Every entry must be given again exactly.

***

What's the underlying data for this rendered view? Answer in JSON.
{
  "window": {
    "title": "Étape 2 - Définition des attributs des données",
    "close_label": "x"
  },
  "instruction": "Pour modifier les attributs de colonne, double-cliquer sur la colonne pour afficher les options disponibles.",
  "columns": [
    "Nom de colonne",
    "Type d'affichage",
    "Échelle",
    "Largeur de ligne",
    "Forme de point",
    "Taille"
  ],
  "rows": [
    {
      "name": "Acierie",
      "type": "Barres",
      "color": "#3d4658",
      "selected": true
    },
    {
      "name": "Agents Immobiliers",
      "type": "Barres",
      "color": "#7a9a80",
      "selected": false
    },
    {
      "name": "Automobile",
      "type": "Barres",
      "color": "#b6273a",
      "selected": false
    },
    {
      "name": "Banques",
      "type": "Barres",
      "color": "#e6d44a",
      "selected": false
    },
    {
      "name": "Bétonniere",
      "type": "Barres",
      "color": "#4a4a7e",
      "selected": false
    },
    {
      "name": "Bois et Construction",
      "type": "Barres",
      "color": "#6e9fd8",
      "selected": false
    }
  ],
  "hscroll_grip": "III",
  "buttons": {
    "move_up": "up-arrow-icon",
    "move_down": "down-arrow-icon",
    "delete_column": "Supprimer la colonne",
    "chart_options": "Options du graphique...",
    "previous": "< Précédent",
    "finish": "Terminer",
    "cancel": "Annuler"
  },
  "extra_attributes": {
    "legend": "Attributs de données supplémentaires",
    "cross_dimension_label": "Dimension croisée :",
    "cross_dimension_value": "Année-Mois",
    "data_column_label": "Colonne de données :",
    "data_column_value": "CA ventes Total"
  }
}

***

> _Response_
What's the underlying data for this rendered view? Answer in JSON.
{
  "window": {
    "title": "Étape 2 - Définition des attributs des données",
    "close_label": "x"
  },
  "instruction": "Pour modifier les attributs de colonne, double-cliquer sur la colonne pour afficher les options disponibles.",
  "columns": [
    "Nom de colonne",
    "Type d'affichage",
    "Échelle",
    "Largeur de ligne",
    "Forme de point",
    "Taille"
  ],
  "rows": [
    {
      "name": "Acierie",
      "type": "Barres",
      "color": "#3d4658",
      "selected": true
    },
    {
      "name": "Agents Immobiliers",
      "type": "Barres",
      "color": "#7a9a80",
      "selected": false
    },
    {
      "name": "Automobile",
      "type": "Barres",
      "color": "#b6273a",
      "selected": false
    },
    {
      "name": "Banques",
      "type": "Barres",
      "color": "#e6d44a",
      "selected": false
    },
    {
      "name": "Bétonniere",
      "type": "Barres",
      "color": "#4a4a7e",
      "selected": false
    },
    {
      "name": "Bois et Construction",
      "type": "Barres",
      "color": "#6e9fd8",
      "selected": false
    }
  ],
  "hscroll_grip": "III",
  "buttons": {
    "move_up": "up-arrow-icon",
    "move_down": "down-arrow-icon",
    "delete_column": "Supprimer la colonne",
    "chart_options": "Options du graphique...",
    "previous": "< Précédent",
    "finish": "Terminer",
    "cancel": "Annuler"
  },
  "extra_attributes": {
    "legend": "Attributs de données supplémentaires",
    "cross_dimension_label": "Dimension croisée :",
    "cross_dimension_value": "Année-Mois",
    "data_column_label": "Colonne de données :",
    "data_column_value": "CA ventes Total"
  }
}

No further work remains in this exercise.